▸ **Set problem**: Copy each line of the records that holds the string "background".

▸ **Available records**:
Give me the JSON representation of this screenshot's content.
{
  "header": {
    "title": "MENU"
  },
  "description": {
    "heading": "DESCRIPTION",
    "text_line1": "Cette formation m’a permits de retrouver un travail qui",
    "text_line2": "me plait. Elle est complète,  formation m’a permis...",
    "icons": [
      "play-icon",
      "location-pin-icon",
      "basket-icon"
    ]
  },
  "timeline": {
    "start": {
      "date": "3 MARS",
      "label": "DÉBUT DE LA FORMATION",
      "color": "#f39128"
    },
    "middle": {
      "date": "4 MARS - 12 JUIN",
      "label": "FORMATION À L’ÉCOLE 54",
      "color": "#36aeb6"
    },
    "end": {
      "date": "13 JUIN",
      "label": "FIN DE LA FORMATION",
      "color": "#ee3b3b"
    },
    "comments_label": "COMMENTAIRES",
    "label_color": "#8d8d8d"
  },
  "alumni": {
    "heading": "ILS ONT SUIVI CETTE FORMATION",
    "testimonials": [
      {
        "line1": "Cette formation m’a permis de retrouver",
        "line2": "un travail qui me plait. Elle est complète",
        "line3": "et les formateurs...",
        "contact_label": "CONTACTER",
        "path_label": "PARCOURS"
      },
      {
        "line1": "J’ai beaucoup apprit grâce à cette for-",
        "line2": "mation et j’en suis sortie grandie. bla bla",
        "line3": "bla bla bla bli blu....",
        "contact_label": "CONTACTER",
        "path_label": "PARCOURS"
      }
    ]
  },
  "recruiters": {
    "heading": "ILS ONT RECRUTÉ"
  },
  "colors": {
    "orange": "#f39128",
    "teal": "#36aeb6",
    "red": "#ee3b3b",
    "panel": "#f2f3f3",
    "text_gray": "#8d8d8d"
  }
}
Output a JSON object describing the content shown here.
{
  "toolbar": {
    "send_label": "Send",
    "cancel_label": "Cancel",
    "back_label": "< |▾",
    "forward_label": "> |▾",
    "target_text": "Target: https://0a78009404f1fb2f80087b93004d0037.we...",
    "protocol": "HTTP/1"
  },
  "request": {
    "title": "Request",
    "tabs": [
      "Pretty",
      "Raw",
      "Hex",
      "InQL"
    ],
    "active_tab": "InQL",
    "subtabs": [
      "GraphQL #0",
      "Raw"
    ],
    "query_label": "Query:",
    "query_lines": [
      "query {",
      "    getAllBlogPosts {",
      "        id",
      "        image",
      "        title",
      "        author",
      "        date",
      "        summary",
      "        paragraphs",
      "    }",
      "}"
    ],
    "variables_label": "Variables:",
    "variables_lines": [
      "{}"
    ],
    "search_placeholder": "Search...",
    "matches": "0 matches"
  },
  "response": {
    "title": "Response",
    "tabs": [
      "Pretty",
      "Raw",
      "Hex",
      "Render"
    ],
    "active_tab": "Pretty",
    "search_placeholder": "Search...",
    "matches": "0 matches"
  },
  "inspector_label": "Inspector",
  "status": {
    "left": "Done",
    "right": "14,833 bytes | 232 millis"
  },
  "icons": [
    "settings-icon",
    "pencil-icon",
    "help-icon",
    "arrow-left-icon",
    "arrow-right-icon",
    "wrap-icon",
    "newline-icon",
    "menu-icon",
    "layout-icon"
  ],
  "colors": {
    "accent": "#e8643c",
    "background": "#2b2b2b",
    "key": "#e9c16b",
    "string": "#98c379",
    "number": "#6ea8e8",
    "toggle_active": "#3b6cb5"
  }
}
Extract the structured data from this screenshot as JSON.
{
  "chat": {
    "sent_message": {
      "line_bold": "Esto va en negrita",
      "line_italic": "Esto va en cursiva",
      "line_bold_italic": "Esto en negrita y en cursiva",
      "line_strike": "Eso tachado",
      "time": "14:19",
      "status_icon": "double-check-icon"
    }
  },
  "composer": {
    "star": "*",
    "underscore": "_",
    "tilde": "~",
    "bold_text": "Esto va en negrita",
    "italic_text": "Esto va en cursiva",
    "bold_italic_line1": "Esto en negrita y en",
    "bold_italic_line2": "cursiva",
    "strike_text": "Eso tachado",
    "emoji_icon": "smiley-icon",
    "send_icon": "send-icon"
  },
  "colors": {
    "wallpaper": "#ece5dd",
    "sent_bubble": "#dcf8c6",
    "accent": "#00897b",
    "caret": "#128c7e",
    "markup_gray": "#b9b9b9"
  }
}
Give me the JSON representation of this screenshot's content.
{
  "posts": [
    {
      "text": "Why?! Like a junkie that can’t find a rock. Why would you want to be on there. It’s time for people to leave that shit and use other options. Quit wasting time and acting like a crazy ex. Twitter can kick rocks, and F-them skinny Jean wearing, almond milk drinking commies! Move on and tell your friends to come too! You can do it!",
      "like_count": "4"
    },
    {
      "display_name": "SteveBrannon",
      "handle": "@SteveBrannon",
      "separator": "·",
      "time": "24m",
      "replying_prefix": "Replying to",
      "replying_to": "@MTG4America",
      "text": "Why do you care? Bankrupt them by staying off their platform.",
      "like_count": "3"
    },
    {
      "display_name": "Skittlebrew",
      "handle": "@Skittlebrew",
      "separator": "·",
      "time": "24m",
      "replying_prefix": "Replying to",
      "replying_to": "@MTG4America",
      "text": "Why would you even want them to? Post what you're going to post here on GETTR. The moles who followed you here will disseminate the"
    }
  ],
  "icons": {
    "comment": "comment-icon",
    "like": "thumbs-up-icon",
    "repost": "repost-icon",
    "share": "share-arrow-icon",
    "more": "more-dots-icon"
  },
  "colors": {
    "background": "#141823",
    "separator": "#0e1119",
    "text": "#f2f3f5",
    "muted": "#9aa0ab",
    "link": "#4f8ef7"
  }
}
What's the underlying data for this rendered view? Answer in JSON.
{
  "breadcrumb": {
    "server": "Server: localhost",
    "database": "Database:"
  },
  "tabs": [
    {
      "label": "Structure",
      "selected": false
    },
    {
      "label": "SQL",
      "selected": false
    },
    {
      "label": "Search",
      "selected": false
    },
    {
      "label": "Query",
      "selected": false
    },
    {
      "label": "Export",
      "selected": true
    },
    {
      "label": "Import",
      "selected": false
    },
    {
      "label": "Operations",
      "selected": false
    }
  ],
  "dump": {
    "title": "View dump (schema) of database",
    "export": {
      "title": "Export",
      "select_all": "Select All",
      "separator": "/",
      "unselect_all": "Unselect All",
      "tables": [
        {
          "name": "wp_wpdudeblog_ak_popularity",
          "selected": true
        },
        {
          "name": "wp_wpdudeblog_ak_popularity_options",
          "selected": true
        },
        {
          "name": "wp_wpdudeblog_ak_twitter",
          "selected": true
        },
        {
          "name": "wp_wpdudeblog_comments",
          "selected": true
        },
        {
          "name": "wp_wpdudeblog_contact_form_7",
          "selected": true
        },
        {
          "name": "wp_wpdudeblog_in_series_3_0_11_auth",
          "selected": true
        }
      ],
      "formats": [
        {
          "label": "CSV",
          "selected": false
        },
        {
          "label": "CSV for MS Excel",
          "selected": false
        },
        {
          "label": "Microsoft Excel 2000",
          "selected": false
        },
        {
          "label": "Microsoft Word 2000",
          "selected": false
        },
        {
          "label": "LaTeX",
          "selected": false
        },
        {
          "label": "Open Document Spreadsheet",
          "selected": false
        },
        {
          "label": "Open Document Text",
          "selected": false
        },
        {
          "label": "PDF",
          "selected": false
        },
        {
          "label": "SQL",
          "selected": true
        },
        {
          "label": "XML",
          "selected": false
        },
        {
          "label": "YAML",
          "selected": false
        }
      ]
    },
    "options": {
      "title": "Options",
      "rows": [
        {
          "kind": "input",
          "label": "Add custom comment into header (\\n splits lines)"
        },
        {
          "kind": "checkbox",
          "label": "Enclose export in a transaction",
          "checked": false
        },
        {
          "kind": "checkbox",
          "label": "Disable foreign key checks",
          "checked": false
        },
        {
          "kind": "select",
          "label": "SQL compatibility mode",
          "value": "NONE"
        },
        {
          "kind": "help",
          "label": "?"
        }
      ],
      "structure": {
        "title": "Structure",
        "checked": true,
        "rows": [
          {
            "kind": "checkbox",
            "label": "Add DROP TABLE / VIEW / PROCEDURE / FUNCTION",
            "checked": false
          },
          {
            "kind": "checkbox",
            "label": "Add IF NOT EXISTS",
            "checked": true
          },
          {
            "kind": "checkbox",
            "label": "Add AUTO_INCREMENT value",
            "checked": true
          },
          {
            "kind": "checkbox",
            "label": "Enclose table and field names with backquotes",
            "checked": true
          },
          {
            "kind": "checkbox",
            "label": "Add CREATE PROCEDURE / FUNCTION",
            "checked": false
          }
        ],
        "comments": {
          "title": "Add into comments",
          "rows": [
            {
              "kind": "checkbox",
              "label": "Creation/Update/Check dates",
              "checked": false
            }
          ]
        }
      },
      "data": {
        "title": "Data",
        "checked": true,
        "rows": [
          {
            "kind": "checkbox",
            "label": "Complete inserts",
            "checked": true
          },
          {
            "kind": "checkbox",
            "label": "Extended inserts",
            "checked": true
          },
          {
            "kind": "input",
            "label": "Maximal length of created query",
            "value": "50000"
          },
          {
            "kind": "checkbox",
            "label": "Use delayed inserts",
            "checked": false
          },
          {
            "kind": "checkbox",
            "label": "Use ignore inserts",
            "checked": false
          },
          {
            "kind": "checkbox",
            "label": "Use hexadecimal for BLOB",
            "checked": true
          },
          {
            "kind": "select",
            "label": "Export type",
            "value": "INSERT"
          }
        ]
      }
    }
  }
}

▸ **Complete answer**:
    "background": "#2b2b2b",
    "background": "#141823",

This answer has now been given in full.